■ GIVEN TASK ■
Quote all of the entries word for word.

■ RECORDED DATA ■
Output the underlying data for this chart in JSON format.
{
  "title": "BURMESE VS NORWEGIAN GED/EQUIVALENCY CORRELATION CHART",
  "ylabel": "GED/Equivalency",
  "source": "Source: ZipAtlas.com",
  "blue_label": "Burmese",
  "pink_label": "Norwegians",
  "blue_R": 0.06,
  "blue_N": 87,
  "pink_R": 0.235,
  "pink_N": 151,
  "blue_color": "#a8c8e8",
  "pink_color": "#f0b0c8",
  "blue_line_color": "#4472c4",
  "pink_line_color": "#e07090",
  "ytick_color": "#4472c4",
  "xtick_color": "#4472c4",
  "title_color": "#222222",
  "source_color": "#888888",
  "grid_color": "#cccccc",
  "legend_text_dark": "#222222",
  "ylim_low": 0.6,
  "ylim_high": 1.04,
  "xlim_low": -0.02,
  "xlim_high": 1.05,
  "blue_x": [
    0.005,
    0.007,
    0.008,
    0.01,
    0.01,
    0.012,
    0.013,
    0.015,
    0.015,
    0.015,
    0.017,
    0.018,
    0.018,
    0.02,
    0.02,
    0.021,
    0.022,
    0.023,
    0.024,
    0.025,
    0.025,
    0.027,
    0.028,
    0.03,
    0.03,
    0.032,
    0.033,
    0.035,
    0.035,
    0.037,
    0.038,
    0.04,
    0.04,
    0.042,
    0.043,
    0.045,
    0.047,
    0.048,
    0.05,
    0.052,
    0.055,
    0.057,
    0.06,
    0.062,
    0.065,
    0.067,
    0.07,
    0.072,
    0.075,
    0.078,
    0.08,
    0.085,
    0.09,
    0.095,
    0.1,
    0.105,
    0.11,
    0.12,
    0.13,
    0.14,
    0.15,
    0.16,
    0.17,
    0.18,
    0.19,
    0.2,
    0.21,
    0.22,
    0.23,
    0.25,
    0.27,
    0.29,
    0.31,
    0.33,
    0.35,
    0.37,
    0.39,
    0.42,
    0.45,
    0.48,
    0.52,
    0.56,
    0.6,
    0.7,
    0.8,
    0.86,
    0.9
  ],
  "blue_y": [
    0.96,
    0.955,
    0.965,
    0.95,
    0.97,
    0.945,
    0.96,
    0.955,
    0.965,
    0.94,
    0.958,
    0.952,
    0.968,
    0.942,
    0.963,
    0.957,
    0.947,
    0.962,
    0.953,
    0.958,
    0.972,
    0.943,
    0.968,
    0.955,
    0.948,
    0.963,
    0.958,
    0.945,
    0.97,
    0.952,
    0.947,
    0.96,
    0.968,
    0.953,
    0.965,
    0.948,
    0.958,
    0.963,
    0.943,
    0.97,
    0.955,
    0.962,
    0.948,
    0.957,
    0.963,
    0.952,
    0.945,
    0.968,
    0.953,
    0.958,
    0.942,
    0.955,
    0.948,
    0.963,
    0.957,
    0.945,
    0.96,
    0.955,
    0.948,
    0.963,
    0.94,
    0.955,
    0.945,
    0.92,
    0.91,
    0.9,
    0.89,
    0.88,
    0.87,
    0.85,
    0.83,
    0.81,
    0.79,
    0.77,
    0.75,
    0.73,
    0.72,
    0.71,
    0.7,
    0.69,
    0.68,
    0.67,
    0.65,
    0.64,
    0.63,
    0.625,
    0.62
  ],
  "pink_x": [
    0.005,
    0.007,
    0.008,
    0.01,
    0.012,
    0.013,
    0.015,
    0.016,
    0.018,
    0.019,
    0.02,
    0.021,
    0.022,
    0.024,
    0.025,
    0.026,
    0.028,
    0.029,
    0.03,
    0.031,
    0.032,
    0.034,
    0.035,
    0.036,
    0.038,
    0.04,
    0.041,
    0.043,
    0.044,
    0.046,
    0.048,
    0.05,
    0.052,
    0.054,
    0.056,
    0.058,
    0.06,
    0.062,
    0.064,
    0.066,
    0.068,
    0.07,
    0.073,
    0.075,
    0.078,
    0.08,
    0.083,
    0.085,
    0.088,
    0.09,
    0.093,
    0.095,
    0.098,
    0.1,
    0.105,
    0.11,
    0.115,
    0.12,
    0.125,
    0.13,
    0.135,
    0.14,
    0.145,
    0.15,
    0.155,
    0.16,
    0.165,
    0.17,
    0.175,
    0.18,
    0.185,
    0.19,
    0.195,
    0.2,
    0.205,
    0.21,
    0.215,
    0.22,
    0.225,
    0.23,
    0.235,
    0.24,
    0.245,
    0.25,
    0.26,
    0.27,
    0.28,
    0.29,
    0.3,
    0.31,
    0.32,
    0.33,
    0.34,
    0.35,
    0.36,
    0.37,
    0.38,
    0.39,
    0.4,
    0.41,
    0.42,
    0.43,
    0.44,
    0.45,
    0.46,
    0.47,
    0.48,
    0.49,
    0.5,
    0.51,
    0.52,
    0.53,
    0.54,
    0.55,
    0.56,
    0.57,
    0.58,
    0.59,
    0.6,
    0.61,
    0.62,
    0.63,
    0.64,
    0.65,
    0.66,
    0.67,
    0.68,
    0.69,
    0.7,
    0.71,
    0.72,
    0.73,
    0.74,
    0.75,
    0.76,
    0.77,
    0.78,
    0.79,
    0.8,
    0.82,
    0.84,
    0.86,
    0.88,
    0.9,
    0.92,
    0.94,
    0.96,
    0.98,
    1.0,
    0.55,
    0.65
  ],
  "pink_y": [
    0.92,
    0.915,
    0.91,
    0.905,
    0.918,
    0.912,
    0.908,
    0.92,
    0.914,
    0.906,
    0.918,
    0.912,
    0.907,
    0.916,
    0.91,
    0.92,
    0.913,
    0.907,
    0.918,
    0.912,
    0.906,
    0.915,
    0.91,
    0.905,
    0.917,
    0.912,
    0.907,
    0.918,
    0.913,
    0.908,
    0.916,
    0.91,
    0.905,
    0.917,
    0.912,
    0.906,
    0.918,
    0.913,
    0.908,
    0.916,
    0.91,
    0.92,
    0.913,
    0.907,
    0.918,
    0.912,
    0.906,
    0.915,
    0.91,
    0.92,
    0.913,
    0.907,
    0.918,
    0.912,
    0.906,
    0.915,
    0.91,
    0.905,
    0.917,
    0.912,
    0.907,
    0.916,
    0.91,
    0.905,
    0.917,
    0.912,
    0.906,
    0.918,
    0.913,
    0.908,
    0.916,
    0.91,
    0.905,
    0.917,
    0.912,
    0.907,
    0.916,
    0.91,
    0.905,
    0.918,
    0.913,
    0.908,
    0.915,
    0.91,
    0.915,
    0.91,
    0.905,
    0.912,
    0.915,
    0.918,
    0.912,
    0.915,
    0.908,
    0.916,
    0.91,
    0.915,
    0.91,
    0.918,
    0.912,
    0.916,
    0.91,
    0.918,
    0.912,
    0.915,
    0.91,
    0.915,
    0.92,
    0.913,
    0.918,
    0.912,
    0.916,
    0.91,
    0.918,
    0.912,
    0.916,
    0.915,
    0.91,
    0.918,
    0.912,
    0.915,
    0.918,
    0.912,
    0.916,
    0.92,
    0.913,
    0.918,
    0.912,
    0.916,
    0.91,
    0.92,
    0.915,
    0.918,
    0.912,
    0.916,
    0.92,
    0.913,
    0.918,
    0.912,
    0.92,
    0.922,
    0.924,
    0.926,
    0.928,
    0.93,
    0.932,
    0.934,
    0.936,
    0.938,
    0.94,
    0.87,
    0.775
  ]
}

■ REPLY TO THE TASK ■
Output the underlying data for this chart in JSON format.
{
  "title": "BURMESE VS NORWEGIAN GED/EQUIVALENCY CORRELATION CHART",
  "ylabel": "GED/Equivalency",
  "source": "Source: ZipAtlas.com",
  "blue_label": "Burmese",
  "pink_label": "Norwegians",
  "blue_R": 0.06,
  "blue_N": 87,
  "pink_R": 0.235,
  "pink_N": 151,
  "blue_color": "#a8c8e8",
  "pink_color": "#f0b0c8",
  "blue_line_color": "#4472c4",
  "pink_line_color": "#e07090",
  "ytick_color": "#4472c4",
  "xtick_color": "#4472c4",
  "title_color": "#222222",
  "source_color": "#888888",
  "grid_color": "#cccccc",
  "legend_text_dark": "#222222",
  "ylim_low": 0.6,
  "ylim_high": 1.04,
  "xlim_low": -0.02,
  "xlim_high": 1.05,
  "blue_x": [
    0.005,
    0.007,
    0.008,
    0.01,
    0.01,
    0.012,
    0.013,
    0.015,
    0.015,
    0.015,
    0.017,
    0.018,
    0.018,
    0.02,
    0.02,
    0.021,
    0.022,
    0.023,
    0.024,
    0.025,
    0.025,
    0.027,
    0.028,
    0.03,
    0.03,
    0.032,
    0.033,
    0.035,
    0.035,
    0.037,
    0.038,
    0.04,
    0.04,
    0.042,
    0.043,
    0.045,
    0.047,
    0.048,
    0.05,
    0.052,
    0.055,
    0.057,
    0.06,
    0.062,
    0.065,
    0.067,
    0.07,
    0.072,
    0.075,
    0.078,
    0.08,
    0.085,
    0.09,
    0.095,
    0.1,
    0.105,
    0.11,
    0.12,
    0.13,
    0.14,
    0.15,
    0.16,
    0.17,
    0.18,
    0.19,
    0.2,
    0.21,
    0.22,
    0.23,
    0.25,
    0.27,
    0.29,
    0.31,
    0.33,
    0.35,
    0.37,
    0.39,
    0.42,
    0.45,
    0.48,
    0.52,
    0.56,
    0.6,
    0.7,
    0.8,
    0.86,
    0.9
  ],
  "blue_y": [
    0.96,
    0.955,
    0.965,
    0.95,
    0.97,
    0.945,
    0.96,
    0.955,
    0.965,
    0.94,
    0.958,
    0.952,
    0.968,
    0.942,
    0.963,
    0.957,
    0.947,
    0.962,
    0.953,
    0.958,
    0.972,
    0.943,
    0.968,
    0.955,
    0.948,
    0.963,
    0.958,
    0.945,
    0.97,
    0.952,
    0.947,
    0.96,
    0.968,
    0.953,
    0.965,
    0.948,
    0.958,
    0.963,
    0.943,
    0.97,
    0.955,
    0.962,
    0.948,
    0.957,
    0.963,
    0.952,
    0.945,
    0.968,
    0.953,
    0.958,
    0.942,
    0.955,
    0.948,
    0.963,
    0.957,
    0.945,
    0.96,
    0.955,
    0.948,
    0.963,
    0.94,
    0.955,
    0.945,
    0.92,
    0.91,
    0.9,
    0.89,
    0.88,
    0.87,
    0.85,
    0.83,
    0.81,
    0.79,
    0.77,
    0.75,
    0.73,
    0.72,
    0.71,
    0.7,
    0.69,
    0.68,
    0.67,
    0.65,
    0.64,
    0.63,
    0.625,
    0.62
  ],
  "pink_x": [
    0.005,
    0.007,
    0.008,
    0.01,
    0.012,
    0.013,
    0.015,
    0.016,
    0.018,
    0.019,
    0.02,
    0.021,
    0.022,
    0.024,
    0.025,
    0.026,
    0.028,
    0.029,
    0.03,
    0.031,
    0.032,
    0.034,
    0.035,
    0.036,
    0.038,
    0.04,
    0.041,
    0.043,
    0.044,
    0.046,
    0.048,
    0.05,
    0.052,
    0.054,
    0.056,
    0.058,
    0.06,
    0.062,
    0.064,
    0.066,
    0.068,
    0.07,
    0.073,
    0.075,
    0.078,
    0.08,
    0.083,
    0.085,
    0.088,
    0.09,
    0.093,
    0.095,
    0.098,
    0.1,
    0.105,
    0.11,
    0.115,
    0.12,
    0.125,
    0.13,
    0.135,
    0.14,
    0.145,
    0.15,
    0.155,
    0.16,
    0.165,
    0.17,
    0.175,
    0.18,
    0.185,
    0.19,
    0.195,
    0.2,
    0.205,
    0.21,
    0.215,
    0.22,
    0.225,
    0.23,
    0.235,
    0.24,
    0.245,
    0.25,
    0.26,
    0.27,
    0.28,
    0.29,
    0.3,
    0.31,
    0.32,
    0.33,
    0.34,
    0.35,
    0.36,
    0.37,
    0.38,
    0.39,
    0.4,
    0.41,
    0.42,
    0.43,
    0.44,
    0.45,
    0.46,
    0.47,
    0.48,
    0.49,
    0.5,
    0.51,
    0.52,
    0.53,
    0.54,
    0.55,
    0.56,
    0.57,
    0.58,
    0.59,
    0.6,
    0.61,
    0.62,
    0.63,
    0.64,
    0.65,
    0.66,
    0.67,
    0.68,
    0.69,
    0.7,
    0.71,
    0.72,
    0.73,
    0.74,
    0.75,
    0.76,
    0.77,
    0.78,
    0.79,
    0.8,
    0.82,
    0.84,
    0.86,
    0.88,
    0.9,
    0.92,
    0.94,
    0.96,
    0.98,
    1.0,
    0.55,
    0.65
  ],
  "pink_y": [
    0.92,
    0.915,
    0.91,
    0.905,
    0.918,
    0.912,
    0.908,
    0.92,
    0.914,
    0.906,
    0.918,
    0.912,
    0.907,
    0.916,
    0.91,
    0.92,
    0.913,
    0.907,
    0.918,
    0.912,
    0.906,
    0.915,
    0.91,
    0.905,
    0.917,
    0.912,
    0.907,
    0.918,
    0.913,
    0.908,
    0.916,
    0.91,
    0.905,
    0.917,
    0.912,
    0.906,
    0.918,
    0.913,
    0.908,
    0.916,
    0.91,
    0.92,
    0.913,
    0.907,
    0.918,
    0.912,
    0.906,
    0.915,
    0.91,
    0.92,
    0.913,
    0.907,
    0.918,
    0.912,
    0.906,
    0.915,
    0.91,
    0.905,
    0.917,
    0.912,
    0.907,
    0.916,
    0.91,
    0.905,
    0.917,
    0.912,
    0.906,
    0.918,
    0.913,
    0.908,
    0.916,
    0.91,
    0.905,
    0.917,
    0.912,
    0.907,
    0.916,
    0.91,
    0.905,
    0.918,
    0.913,
    0.908,
    0.915,
    0.91,
    0.915,
    0.91,
    0.905,
    0.912,
    0.915,
    0.918,
    0.912,
    0.915,
    0.908,
    0.916,
    0.91,
    0.915,
    0.91,
    0.918,
    0.912,
    0.916,
    0.91,
    0.918,
    0.912,
    0.915,
    0.91,
    0.915,
    0.92,
    0.913,
    0.918,
    0.912,
    0.916,
    0.91,
    0.918,
    0.912,
    0.916,
    0.915,
    0.91,
    0.918,
    0.912,
    0.915,
    0.918,
    0.912,
    0.916,
    0.92,
    0.913,
    0.918,
    0.912,
    0.916,
    0.91,
    0.92,
    0.915,
    0.918,
    0.912,
    0.916,
    0.92,
    0.913,
    0.918,
    0.912,
    0.92,
    0.922,
    0.924,
    0.926,
    0.928,
    0.93,
    0.932,
    0.934,
    0.936,
    0.938,
    0.94,
    0.87,
    0.775
  ]
}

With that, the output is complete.